原文:
╔══

这是node0上的日志,我们可以得出以下结论:

  • 当Elastic Agent退出时,会导致其他存活的Elastic Agent中的process 运行失败;这是因为剩余process无法在正常进行collective communication了;
  • 存活的Elastic Agent会按照UNHEALTHY/FAILED的处理逻辑来重启本机的worker;若失败的Elastic Agent没有重启,则剩余的Elastic Agent重新构建worker group继续进行训练,若失败的Elastic Agent重新启动(例如kubernetes中job提供重启的机制),则会重新加入到整个训练任务中;
# 1) 此时node0和node1共同进行分布式训练
...
[11762] epoch 14 (rank = 2, local_rank = 2) loss = 1.1763713359832764 [702/1958]
[11760] epoch 14 (rank = 0, local_rank = 0) loss = 1.324049949645996

# 2 此时node1被kill掉,因此当执行collective communication时,会报出异常
[E ProcessGroupNCCL.cpp:406] Some NCCL operations have failed or timed out. Due to the asynchronous nature of CUDA kernels, subsequent GPU operations might run on corrupted/incomplete d
ata. To avoid this inconsistency, we are taking the entire process down.
terminate called after throwing an instance of 'std::runtime_error'
what(): NCCL error: unhandled system error, NCCL version 21.0.3
ncclSystemError: System call (socket, malloc, munmap, etc) failed.

╚══

根据原文,失败的Elastic Agent重新启动后会怎样? 请只依据原文作答。

已保存的条目:
╔══

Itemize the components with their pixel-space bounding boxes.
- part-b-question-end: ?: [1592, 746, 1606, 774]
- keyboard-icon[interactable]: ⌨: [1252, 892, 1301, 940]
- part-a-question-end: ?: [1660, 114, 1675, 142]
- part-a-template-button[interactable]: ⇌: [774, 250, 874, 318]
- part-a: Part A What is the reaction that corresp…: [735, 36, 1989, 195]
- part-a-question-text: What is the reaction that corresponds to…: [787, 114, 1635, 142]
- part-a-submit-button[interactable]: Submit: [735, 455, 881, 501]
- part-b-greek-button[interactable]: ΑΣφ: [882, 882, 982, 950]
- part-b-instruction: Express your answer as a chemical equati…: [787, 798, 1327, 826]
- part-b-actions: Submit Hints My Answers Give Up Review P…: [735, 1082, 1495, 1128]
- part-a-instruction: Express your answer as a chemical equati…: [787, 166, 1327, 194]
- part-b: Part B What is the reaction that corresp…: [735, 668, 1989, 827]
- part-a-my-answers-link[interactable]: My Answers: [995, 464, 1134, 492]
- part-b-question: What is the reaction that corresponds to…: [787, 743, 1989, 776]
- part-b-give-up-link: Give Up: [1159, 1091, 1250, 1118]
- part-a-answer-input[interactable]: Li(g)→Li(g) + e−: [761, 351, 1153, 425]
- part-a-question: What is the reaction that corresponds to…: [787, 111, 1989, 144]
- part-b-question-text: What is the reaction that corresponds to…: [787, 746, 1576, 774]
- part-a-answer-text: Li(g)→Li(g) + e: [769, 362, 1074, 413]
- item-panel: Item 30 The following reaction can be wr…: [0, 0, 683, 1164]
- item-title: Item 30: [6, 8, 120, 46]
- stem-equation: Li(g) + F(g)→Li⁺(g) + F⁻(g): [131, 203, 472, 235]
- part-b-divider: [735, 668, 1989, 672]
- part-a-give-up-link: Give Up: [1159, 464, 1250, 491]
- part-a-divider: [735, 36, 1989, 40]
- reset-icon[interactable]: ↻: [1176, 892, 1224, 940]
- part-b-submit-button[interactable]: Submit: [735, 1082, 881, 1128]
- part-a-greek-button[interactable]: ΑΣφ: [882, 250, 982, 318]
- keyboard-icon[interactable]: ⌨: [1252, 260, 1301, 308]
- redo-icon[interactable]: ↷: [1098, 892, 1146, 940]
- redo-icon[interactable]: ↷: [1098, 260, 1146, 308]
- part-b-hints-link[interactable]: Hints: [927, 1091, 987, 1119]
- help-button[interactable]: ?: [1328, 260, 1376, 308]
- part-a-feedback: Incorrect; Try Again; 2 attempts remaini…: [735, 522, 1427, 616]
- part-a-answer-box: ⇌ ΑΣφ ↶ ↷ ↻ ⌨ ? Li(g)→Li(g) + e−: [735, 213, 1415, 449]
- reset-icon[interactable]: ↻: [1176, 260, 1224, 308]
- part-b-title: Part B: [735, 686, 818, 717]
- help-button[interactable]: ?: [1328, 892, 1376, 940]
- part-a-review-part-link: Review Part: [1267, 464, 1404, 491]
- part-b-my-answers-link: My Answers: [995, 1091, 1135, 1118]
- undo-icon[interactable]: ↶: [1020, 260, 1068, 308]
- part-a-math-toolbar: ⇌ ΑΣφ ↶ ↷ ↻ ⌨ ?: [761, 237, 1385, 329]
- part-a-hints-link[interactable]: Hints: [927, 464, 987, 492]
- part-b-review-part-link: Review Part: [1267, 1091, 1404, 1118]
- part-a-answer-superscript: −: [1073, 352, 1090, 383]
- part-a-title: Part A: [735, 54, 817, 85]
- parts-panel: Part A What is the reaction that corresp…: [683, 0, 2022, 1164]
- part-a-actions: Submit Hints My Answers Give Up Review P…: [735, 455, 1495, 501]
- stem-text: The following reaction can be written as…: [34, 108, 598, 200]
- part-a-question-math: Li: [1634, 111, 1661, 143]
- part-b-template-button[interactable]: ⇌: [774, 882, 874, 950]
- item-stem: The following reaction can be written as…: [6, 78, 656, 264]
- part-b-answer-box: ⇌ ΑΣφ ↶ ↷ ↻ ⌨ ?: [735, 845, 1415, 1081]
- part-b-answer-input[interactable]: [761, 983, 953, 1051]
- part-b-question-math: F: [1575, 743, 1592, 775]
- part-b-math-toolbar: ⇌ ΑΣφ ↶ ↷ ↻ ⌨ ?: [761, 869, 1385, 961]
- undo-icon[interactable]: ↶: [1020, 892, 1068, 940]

╚══

参考答案: 它会重新加入到整个训练任务中。